■ Instruction ■
Convert the lines of the material from the line containing "row-label: 2 [560, 59, 568, 72]" through the line containing "go-board: ABCDEFGHJKLMNOPQRST ABCDEFGHJKLMNOPQRST", inclusive, into a Markdown table with the columns Row and Line text. Number each line in the Row column and omit any blank lines.

■ Data lines ■
········

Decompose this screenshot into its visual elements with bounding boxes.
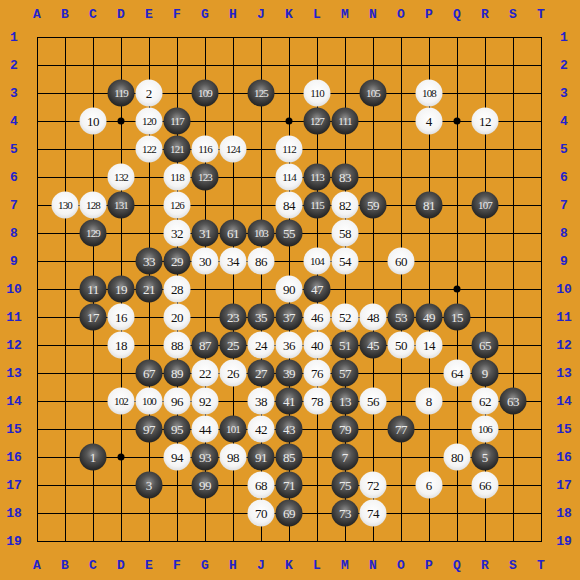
row-label: 2 [560, 59, 568, 72]
row-label: 16 [6, 451, 22, 464]
row-label: 13 [6, 367, 22, 380]
row-label: 7 [560, 199, 568, 212]
row-label: 14 [556, 395, 572, 408]
stone-white-76[interactable]: 76 [304, 360, 331, 387]
col-label: H [229, 559, 237, 572]
stone-white-64[interactable]: 64 [444, 360, 471, 387]
row-label: 19 [6, 535, 22, 548]
stone-white-34[interactable]: 34 [220, 248, 247, 275]
stone-black-117[interactable]: 117 [164, 108, 191, 135]
stone-black-5[interactable]: 5 [472, 444, 499, 471]
row-label: 8 [560, 227, 568, 240]
stone-black-111[interactable]: 111 [332, 108, 359, 135]
row-label: 4 [560, 115, 568, 128]
stone-black-79[interactable]: 79 [332, 416, 359, 443]
stone-black-65[interactable]: 65 [472, 332, 499, 359]
go-board: ABCDEFGHJKLMNOPQRST ABCDEFGHJKLMNOPQRST … [0, 0, 580, 580]
stone-white-12[interactable]: 12 [472, 108, 499, 135]
row-label: 7 [10, 199, 18, 212]
col-label: T [537, 559, 545, 572]
stone-black-97[interactable]: 97 [136, 416, 163, 443]
stone-black-39[interactable]: 39 [276, 360, 303, 387]
col-label: B [61, 559, 69, 572]
stone-white-86[interactable]: 86 [248, 248, 275, 275]
stone-white-78[interactable]: 78 [304, 388, 331, 415]
stone-white-46[interactable]: 46 [304, 304, 331, 331]
stone-white-126[interactable]: 126 [164, 192, 191, 219]
col-label: A [33, 8, 41, 21]
stone-black-51[interactable]: 51 [332, 332, 359, 359]
star-point [118, 118, 125, 125]
row-label: 9 [560, 255, 568, 268]
col-label: O [397, 559, 405, 572]
stone-black-85[interactable]: 85 [276, 444, 303, 471]
stone-white-94[interactable]: 94 [164, 444, 191, 471]
stone-black-13[interactable]: 13 [332, 388, 359, 415]
stone-white-14[interactable]: 14 [416, 332, 443, 359]
col-label: P [425, 8, 433, 21]
stone-black-93[interactable]: 93 [192, 444, 219, 471]
stone-black-9[interactable]: 9 [472, 360, 499, 387]
stone-white-66[interactable]: 66 [472, 472, 499, 499]
stone-white-60[interactable]: 60 [388, 248, 415, 275]
col-label: N [369, 8, 377, 21]
star-point [454, 118, 461, 125]
star-point [118, 454, 125, 461]
stone-white-82[interactable]: 82 [332, 192, 359, 219]
stone-black-131[interactable]: 131 [108, 192, 135, 219]
row-label: 12 [6, 339, 22, 352]
stone-white-88[interactable]: 88 [164, 332, 191, 359]
col-label: E [145, 8, 153, 21]
stone-white-100[interactable]: 100 [136, 388, 163, 415]
col-label: M [341, 559, 349, 572]
stone-white-62[interactable]: 62 [472, 388, 499, 415]
row-label: 5 [560, 143, 568, 156]
stone-black-47[interactable]: 47 [304, 276, 331, 303]
stone-white-20[interactable]: 20 [164, 304, 191, 331]
stone-black-105[interactable]: 105 [360, 80, 387, 107]
row-label: 3 [560, 87, 568, 100]
stone-black-109[interactable]: 109 [192, 80, 219, 107]
stone-white-130[interactable]: 130 [52, 192, 79, 219]
stone-white-16[interactable]: 16 [108, 304, 135, 331]
stone-black-113[interactable]: 113 [304, 164, 331, 191]
col-label: L [313, 8, 321, 21]
col-label: Q [453, 559, 461, 572]
stone-black-23[interactable]: 23 [220, 304, 247, 331]
stone-white-56[interactable]: 56 [360, 388, 387, 415]
stone-white-22[interactable]: 22 [192, 360, 219, 387]
row-label: 6 [560, 171, 568, 184]
stone-white-36[interactable]: 36 [276, 332, 303, 359]
stone-white-92[interactable]: 92 [192, 388, 219, 415]
col-label: R [481, 8, 489, 21]
row-label: 4 [10, 115, 18, 128]
stone-white-104[interactable]: 104 [304, 248, 331, 275]
stone-black-83[interactable]: 83 [332, 164, 359, 191]
stone-black-89[interactable]: 89 [164, 360, 191, 387]
row-label: 6 [10, 171, 18, 184]
stone-white-102[interactable]: 102 [108, 388, 135, 415]
star-point [454, 286, 461, 293]
col-label: R [481, 559, 489, 572]
stone-black-27[interactable]: 27 [248, 360, 275, 387]
stone-black-91[interactable]: 91 [248, 444, 275, 471]
stone-black-31[interactable]: 31 [192, 220, 219, 247]
stone-black-101[interactable]: 101 [220, 416, 247, 443]
stone-white-18[interactable]: 18 [108, 332, 135, 359]
stone-white-6[interactable]: 6 [416, 472, 443, 499]
stone-black-1[interactable]: 1 [80, 444, 107, 471]
stone-black-7[interactable]: 7 [332, 444, 359, 471]
row-label: 17 [6, 479, 22, 492]
col-label: A [33, 559, 41, 572]
col-label: M [341, 8, 349, 21]
row-label: 1 [10, 31, 18, 44]
stone-white-70[interactable]: 70 [248, 500, 275, 527]
stone-black-25[interactable]: 25 [220, 332, 247, 359]
stone-white-122[interactable]: 122 [136, 136, 163, 163]
stone-white-116[interactable]: 116 [192, 136, 219, 163]
stone-black-127[interactable]: 127 [304, 108, 331, 135]
row-label: 15 [556, 423, 572, 436]
stone-white-118[interactable]: 118 [164, 164, 191, 191]
stone-black-123[interactable]: 123 [192, 164, 219, 191]
stone-white-120[interactable]: 120 [136, 108, 163, 135]
stone-black-75[interactable]: 75 [332, 472, 359, 499]
stone-black-71[interactable]: 71 [276, 472, 303, 499]
row-label: 19 [556, 535, 572, 548]
stone-black-57[interactable]: 57 [332, 360, 359, 387]
stone-black-115[interactable]: 115 [304, 192, 331, 219]
stone-black-19[interactable]: 19 [108, 276, 135, 303]
stone-white-52[interactable]: 52 [332, 304, 359, 331]
col-label: S [509, 559, 517, 572]
row-label: 9 [10, 255, 18, 268]
row-label: 18 [556, 507, 572, 520]
stone-black-87[interactable]: 87 [192, 332, 219, 359]
stone-black-119[interactable]: 119 [108, 80, 135, 107]
row-label: 14 [6, 395, 22, 408]
row-label: 16 [556, 451, 572, 464]
col-label: L [313, 559, 321, 572]
row-label: 8 [10, 227, 18, 240]
stone-black-67[interactable]: 67 [136, 360, 163, 387]
stone-black-15[interactable]: 15 [444, 304, 471, 331]
col-label: D [117, 559, 125, 572]
stone-white-114[interactable]: 114 [276, 164, 303, 191]
stone-white-132[interactable]: 132 [108, 164, 135, 191]
stone-black-125[interactable]: 125 [248, 80, 275, 107]
stone-white-110[interactable]: 110 [304, 80, 331, 107]
col-label: K [285, 559, 293, 572]
col-label: K [285, 8, 293, 21]
col-label: G [201, 8, 209, 21]
stone-black-11[interactable]: 11 [80, 276, 107, 303]
col-label: T [537, 8, 545, 21]
stone-black-3[interactable]: 3 [136, 472, 163, 499]
row-label: 3 [10, 87, 18, 100]
stone-black-21[interactable]: 21 [136, 276, 163, 303]
stone-white-58[interactable]: 58 [332, 220, 359, 247]
col-label: J [257, 559, 265, 572]
col-label: D [117, 8, 125, 21]
row-label: 11 [556, 311, 572, 324]
stone-black-63[interactable]: 63 [500, 388, 527, 415]
stone-black-61[interactable]: 61 [220, 220, 247, 247]
col-label: B [61, 8, 69, 21]
row-label: 17 [556, 479, 572, 492]
stone-white-30[interactable]: 30 [192, 248, 219, 275]
stone-black-69[interactable]: 69 [276, 500, 303, 527]
stone-black-95[interactable]: 95 [164, 416, 191, 443]
col-label: N [369, 559, 377, 572]
row-label: 1 [560, 31, 568, 44]
stone-black-29[interactable]: 29 [164, 248, 191, 275]
col-label: O [397, 8, 405, 21]
row-label: 11 [6, 311, 22, 324]
col-label: E [145, 559, 153, 572]
stone-white-50[interactable]: 50 [388, 332, 415, 359]
stone-black-121[interactable]: 121 [164, 136, 191, 163]
stone-black-17[interactable]: 17 [80, 304, 107, 331]
stone-white-32[interactable]: 32 [164, 220, 191, 247]
stone-white-72[interactable]: 72 [360, 472, 387, 499]
stone-white-26[interactable]: 26 [220, 360, 247, 387]
col-label: G [201, 559, 209, 572]
col-label: H [229, 8, 237, 21]
stone-black-41[interactable]: 41 [276, 388, 303, 415]
col-label: F [173, 8, 181, 21]
col-label: P [425, 559, 433, 572]
stone-white-48[interactable]: 48 [360, 304, 387, 331]
row-label: 18 [6, 507, 22, 520]
stone-black-49[interactable]: 49 [416, 304, 443, 331]
stone-black-107[interactable]: 107 [472, 192, 499, 219]
stone-white-40[interactable]: 40 [304, 332, 331, 359]
stone-black-129[interactable]: 129 [80, 220, 107, 247]
stone-white-10[interactable]: 10 [80, 108, 107, 135]
row-label: 5 [10, 143, 18, 156]
col-label: F [173, 559, 181, 572]
stone-white-24[interactable]: 24 [248, 332, 275, 359]
stone-white-96[interactable]: 96 [164, 388, 191, 415]
stone-white-8[interactable]: 8 [416, 388, 443, 415]
stone-white-44[interactable]: 44 [192, 416, 219, 443]
row-label: 10 [6, 283, 22, 296]
stone-white-54[interactable]: 54 [332, 248, 359, 275]
star-point [286, 118, 293, 125]
stone-black-53[interactable]: 53 [388, 304, 415, 331]
stone-black-45[interactable]: 45 [360, 332, 387, 359]
stone-white-2[interactable]: 2 [136, 80, 163, 107]
stone-white-4[interactable]: 4 [416, 108, 443, 135]
row-label: 13 [556, 367, 572, 380]
stone-black-77[interactable]: 77 [388, 416, 415, 443]
stone-black-59[interactable]: 59 [360, 192, 387, 219]
stone-white-128[interactable]: 128 [80, 192, 107, 219]
row-label: 10 [556, 283, 572, 296]
stone-white-124[interactable]: 124 [220, 136, 247, 163]
stone-white-112[interactable]: 112 [276, 136, 303, 163]
stone-black-103[interactable]: 103 [248, 220, 275, 247]
stone-white-80[interactable]: 80 [444, 444, 471, 471]
stone-white-28[interactable]: 28 [164, 276, 191, 303]
col-label: C [89, 8, 97, 21]
stone-white-90[interactable]: 90 [276, 276, 303, 303]
stone-white-42[interactable]: 42 [248, 416, 275, 443]
row-label: 2 [10, 59, 18, 72]
stone-black-33[interactable]: 33 [136, 248, 163, 275]
stone-white-38[interactable]: 38 [248, 388, 275, 415]
row-label: 12 [556, 339, 572, 352]
stone-black-99[interactable]: 99 [192, 472, 219, 499]
stone-black-37[interactable]: 37 [276, 304, 303, 331]
col-label: C [89, 559, 97, 572]
col-label: S [509, 8, 517, 21]
stone-black-35[interactable]: 35 [248, 304, 275, 331]
stone-white-68[interactable]: 68 [248, 472, 275, 499]
stone-white-98[interactable]: 98 [220, 444, 247, 471]
stone-black-43[interactable]: 43 [276, 416, 303, 443]
stone-white-108[interactable]: 108 [416, 80, 443, 107]
stone-black-55[interactable]: 55 [276, 220, 303, 247]
stone-black-73[interactable]: 73 [332, 500, 359, 527]
stone-white-84[interactable]: 84 [276, 192, 303, 219]
row-label: 15 [6, 423, 22, 436]
col-label: Q [453, 8, 461, 21]
stone-black-81[interactable]: 81 [416, 192, 443, 219]
col-label: J [257, 8, 265, 21]
stone-white-106[interactable]: 106 [472, 416, 499, 443]
stone-white-74[interactable]: 74 [360, 500, 387, 527]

········

■ Response ■
| Row | Line text |
|---|---|
| 1 | row-label: 2 [560, 59, 568, 72] |
| 2 | row-label: 16 [6, 451, 22, 464] |
| 3 | row-label: 13 [6, 367, 22, 380] |
| 4 | row-label: 7 [560, 199, 568, 212] |
| 5 | row-label: 14 [556, 395, 572, 408] |
| 6 | stone-white-76[interactable]: 76 [304, 360, 331, 387] |
| 7 | col-label: H [229, 559, 237, 572] |
| 8 | stone-white-64[interactable]: 64 [444, 360, 471, 387] |
| 9 | row-label: 19 [6, 535, 22, 548] |
| 10 | stone-white-34[interactable]: 34 [220, 248, 247, 275] |
| 11 | stone-black-117[interactable]: 117 [164, 108, 191, 135] |
| 12 | stone-black-5[interactable]: 5 [472, 444, 499, 471] |
| 13 | row-label: 8 [560, 227, 568, 240] |
| 14 | stone-black-111[interactable]: 111 [332, 108, 359, 135] |
| 15 | row-label: 4 [560, 115, 568, 128] |
| 16 | stone-black-79[interactable]: 79 [332, 416, 359, 443] |
| 17 | stone-black-65[interactable]: 65 [472, 332, 499, 359] |
| 18 | go-board: ABCDEFGHJKLMNOPQRST ABCDEFGHJKLMNOPQRST … [0, 0, 580, 580] |